Task prompt →
Make an exact copy of the listing below.

Exercise input →
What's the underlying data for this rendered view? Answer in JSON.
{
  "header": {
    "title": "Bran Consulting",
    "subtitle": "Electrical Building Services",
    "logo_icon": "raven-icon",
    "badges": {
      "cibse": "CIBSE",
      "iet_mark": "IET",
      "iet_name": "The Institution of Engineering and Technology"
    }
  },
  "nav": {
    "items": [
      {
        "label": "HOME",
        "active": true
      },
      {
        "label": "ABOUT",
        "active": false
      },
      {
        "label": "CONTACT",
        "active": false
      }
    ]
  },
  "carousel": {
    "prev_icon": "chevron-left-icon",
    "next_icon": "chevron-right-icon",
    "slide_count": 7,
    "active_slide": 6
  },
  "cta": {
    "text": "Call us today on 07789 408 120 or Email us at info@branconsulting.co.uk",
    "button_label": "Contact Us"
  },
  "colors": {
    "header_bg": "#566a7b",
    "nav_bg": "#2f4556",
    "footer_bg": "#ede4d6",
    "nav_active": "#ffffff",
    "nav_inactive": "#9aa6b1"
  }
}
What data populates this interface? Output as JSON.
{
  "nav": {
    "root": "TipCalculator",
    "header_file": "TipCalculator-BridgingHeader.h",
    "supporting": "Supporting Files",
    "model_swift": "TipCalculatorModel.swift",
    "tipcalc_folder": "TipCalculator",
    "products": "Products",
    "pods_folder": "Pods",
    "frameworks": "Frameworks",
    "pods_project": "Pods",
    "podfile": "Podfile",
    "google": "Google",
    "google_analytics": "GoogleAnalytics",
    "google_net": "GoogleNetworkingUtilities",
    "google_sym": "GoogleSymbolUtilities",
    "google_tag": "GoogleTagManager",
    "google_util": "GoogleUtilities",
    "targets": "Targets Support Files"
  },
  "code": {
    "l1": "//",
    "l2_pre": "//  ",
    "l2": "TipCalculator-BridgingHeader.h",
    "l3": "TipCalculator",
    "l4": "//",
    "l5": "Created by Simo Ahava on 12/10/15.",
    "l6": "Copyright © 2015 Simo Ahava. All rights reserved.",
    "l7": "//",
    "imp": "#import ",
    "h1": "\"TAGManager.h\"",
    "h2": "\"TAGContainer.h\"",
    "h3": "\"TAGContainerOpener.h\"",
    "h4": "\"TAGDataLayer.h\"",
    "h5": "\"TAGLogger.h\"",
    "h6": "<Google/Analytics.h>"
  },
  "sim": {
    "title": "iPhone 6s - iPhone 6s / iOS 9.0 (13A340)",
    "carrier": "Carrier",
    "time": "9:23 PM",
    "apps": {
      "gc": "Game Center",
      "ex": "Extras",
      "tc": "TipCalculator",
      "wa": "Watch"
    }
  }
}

Response for this exercise →
What's the underlying data for this rendered view? Answer in JSON.
{
  "header": {
    "title": "Bran Consulting",
    "subtitle": "Electrical Building Services",
    "logo_icon": "raven-icon",
    "badges": {
      "cibse": "CIBSE",
      "iet_mark": "IET",
      "iet_name": "The Institution of Engineering and Technology"
    }
  },
  "nav": {
    "items": [
      {
        "label": "HOME",
        "active": true
      },
      {
        "label": "ABOUT",
        "active": false
      },
      {
        "label": "CONTACT",
        "active": false
      }
    ]
  },
  "carousel": {
    "prev_icon": "chevron-left-icon",
    "next_icon": "chevron-right-icon",
    "slide_count": 7,
    "active_slide": 6
  },
  "cta": {
    "text": "Call us today on 07789 408 120 or Email us at info@branconsulting.co.uk",
    "button_label": "Contact Us"
  },
  "colors": {
    "header_bg": "#566a7b",
    "nav_bg": "#2f4556",
    "footer_bg": "#ede4d6",
    "nav_active": "#ffffff",
    "nav_inactive": "#9aa6b1"
  }
}
What data populates this interface? Output as JSON.
{
  "nav": {
    "root": "TipCalculator",
    "header_file": "TipCalculator-BridgingHeader.h",
    "supporting": "Supporting Files",
    "model_swift": "TipCalculatorModel.swift",
    "tipcalc_folder": "TipCalculator",
    "products": "Products",
    "pods_folder": "Pods",
    "frameworks": "Frameworks",
    "pods_project": "Pods",
    "podfile": "Podfile",
    "google": "Google",
    "google_analytics": "GoogleAnalytics",
    "google_net": "GoogleNetworkingUtilities",
    "google_sym": "GoogleSymbolUtilities",
    "google_tag": "GoogleTagManager",
    "google_util": "GoogleUtilities",
    "targets": "Targets Support Files"
  },
  "code": {
    "l1": "//",
    "l2_pre": "//  ",
    "l2": "TipCalculator-BridgingHeader.h",
    "l3": "TipCalculator",
    "l4": "//",
    "l5": "Created by Simo Ahava on 12/10/15.",
    "l6": "Copyright © 2015 Simo Ahava. All rights reserved.",
    "l7": "//",
    "imp": "#import ",
    "h1": "\"TAGManager.h\"",
    "h2": "\"TAGContainer.h\"",
    "h3": "\"TAGContainerOpener.h\"",
    "h4": "\"TAGDataLayer.h\"",
    "h5": "\"TAGLogger.h\"",
    "h6": "<Google/Analytics.h>"
  },
  "sim": {
    "title": "iPhone 6s - iPhone 6s / iOS 9.0 (13A340)",
    "carrier": "Carrier",
    "time": "9:23 PM",
    "apps": {
      "gc": "Game Center",
      "ex": "Extras",
      "tc": "TipCalculator",
      "wa": "Watch"
    }
  }
}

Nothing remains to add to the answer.